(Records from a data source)
● ● ●
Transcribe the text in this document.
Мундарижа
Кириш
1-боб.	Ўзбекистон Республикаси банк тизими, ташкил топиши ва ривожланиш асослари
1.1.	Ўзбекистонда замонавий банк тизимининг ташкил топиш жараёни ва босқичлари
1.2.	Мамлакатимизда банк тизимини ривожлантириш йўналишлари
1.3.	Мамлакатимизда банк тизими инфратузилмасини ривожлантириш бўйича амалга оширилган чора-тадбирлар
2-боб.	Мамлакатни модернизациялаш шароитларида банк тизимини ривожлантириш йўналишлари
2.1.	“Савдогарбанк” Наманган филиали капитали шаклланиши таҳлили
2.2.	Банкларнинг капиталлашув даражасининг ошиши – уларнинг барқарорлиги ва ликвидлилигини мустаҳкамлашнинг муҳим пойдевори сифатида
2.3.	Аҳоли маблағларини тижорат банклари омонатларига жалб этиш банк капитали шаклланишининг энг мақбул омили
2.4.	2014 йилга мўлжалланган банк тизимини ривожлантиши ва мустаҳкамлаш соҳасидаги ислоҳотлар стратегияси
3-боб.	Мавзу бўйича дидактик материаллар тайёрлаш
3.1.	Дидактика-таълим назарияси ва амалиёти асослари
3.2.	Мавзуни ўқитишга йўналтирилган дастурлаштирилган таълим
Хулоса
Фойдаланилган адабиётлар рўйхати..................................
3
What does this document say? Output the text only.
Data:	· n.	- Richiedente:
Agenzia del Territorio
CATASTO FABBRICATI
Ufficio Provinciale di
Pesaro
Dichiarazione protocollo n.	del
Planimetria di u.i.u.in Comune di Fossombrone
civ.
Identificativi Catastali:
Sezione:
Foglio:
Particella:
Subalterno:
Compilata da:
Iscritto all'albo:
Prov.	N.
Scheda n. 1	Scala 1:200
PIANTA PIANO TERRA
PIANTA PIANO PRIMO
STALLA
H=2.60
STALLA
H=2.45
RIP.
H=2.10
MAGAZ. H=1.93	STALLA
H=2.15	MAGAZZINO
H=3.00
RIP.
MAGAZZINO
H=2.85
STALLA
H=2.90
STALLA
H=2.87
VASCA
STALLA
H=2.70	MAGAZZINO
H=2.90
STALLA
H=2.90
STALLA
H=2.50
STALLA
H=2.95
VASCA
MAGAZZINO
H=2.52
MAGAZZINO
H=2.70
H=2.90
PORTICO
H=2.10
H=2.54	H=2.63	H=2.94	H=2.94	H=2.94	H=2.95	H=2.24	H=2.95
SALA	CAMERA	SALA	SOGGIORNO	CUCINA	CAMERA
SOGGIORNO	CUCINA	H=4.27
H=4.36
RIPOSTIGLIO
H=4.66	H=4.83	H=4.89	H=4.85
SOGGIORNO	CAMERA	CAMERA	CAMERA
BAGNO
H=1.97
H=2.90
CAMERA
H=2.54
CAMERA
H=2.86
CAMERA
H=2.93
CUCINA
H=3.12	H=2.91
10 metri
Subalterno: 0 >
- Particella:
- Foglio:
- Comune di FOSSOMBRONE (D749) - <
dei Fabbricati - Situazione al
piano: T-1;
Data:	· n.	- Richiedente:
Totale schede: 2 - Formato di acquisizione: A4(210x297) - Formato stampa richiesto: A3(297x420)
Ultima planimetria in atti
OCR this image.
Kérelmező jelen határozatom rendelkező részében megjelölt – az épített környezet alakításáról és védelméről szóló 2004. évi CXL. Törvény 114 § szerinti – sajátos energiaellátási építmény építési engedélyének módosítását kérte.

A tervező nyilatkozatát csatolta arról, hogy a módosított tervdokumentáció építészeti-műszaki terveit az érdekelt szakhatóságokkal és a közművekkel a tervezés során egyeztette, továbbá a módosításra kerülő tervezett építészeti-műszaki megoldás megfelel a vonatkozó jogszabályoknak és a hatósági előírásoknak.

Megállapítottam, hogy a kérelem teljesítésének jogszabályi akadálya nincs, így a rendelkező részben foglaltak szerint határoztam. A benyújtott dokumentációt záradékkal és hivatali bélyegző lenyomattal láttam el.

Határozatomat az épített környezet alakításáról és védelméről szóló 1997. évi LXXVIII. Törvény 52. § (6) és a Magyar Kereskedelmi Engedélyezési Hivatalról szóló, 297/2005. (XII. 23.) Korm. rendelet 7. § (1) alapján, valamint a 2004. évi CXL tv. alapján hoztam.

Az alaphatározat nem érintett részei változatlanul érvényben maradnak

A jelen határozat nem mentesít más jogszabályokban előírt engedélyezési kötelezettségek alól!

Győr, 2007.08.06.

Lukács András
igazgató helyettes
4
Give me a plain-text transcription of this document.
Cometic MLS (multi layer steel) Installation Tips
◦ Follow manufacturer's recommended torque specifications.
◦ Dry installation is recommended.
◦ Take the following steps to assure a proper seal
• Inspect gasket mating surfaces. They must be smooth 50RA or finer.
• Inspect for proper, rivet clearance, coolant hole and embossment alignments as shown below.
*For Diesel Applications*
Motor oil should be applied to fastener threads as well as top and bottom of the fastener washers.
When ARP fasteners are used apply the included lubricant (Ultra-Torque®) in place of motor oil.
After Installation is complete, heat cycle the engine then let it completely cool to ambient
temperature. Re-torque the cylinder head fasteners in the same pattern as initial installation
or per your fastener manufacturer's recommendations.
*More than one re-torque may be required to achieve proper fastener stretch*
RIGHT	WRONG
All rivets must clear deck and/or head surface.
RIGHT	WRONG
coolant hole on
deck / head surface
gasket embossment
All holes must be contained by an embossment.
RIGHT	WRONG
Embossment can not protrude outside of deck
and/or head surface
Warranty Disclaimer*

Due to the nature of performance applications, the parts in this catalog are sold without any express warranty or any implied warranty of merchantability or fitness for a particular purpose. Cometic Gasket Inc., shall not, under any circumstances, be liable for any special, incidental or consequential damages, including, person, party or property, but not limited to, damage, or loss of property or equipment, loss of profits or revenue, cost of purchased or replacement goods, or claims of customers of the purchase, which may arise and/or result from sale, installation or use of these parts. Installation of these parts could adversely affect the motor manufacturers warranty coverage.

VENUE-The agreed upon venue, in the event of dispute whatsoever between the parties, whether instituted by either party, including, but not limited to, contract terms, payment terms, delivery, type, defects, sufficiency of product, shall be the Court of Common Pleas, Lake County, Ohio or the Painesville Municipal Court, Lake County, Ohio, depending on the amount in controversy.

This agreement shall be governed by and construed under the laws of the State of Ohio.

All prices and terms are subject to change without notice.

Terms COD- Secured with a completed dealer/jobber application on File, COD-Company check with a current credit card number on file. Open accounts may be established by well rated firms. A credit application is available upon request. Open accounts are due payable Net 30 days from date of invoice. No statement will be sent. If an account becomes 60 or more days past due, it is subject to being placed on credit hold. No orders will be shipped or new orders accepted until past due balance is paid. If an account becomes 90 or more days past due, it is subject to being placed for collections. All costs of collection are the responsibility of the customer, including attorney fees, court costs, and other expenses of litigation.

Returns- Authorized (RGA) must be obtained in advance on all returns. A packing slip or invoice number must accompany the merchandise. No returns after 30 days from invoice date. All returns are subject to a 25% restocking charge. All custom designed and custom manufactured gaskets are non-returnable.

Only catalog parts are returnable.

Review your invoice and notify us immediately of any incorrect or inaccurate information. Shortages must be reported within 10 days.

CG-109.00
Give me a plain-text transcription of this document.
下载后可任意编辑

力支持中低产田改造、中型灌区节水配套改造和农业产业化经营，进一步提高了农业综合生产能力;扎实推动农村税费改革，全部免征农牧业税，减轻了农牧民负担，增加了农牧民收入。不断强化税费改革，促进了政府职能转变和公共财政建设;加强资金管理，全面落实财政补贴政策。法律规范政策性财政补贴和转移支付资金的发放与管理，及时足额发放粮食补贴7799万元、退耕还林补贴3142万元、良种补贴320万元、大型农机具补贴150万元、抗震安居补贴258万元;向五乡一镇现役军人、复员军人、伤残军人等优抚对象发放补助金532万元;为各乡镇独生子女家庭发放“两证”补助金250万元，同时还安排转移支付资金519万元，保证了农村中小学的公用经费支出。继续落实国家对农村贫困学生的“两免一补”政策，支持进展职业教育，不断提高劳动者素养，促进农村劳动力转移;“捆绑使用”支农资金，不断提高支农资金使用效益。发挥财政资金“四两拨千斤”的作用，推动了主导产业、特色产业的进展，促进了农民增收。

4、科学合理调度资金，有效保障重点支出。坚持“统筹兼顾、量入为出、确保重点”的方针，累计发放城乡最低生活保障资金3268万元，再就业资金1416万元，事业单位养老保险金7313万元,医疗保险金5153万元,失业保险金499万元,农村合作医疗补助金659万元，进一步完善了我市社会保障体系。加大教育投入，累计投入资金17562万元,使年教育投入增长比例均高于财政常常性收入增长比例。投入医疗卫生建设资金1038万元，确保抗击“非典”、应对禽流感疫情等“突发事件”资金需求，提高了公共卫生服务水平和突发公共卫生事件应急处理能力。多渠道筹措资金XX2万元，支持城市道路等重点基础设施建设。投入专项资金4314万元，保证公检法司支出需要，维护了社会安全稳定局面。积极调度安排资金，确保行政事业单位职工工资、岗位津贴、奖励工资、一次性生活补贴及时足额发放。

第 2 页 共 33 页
● ● ●
Set task:
Lines that hold the word "recommended" are the ones to return, every one of them.

Solved problem:
◦ Follow manufacturer's recommended torque specifications.
◦ Dry installation is recommended.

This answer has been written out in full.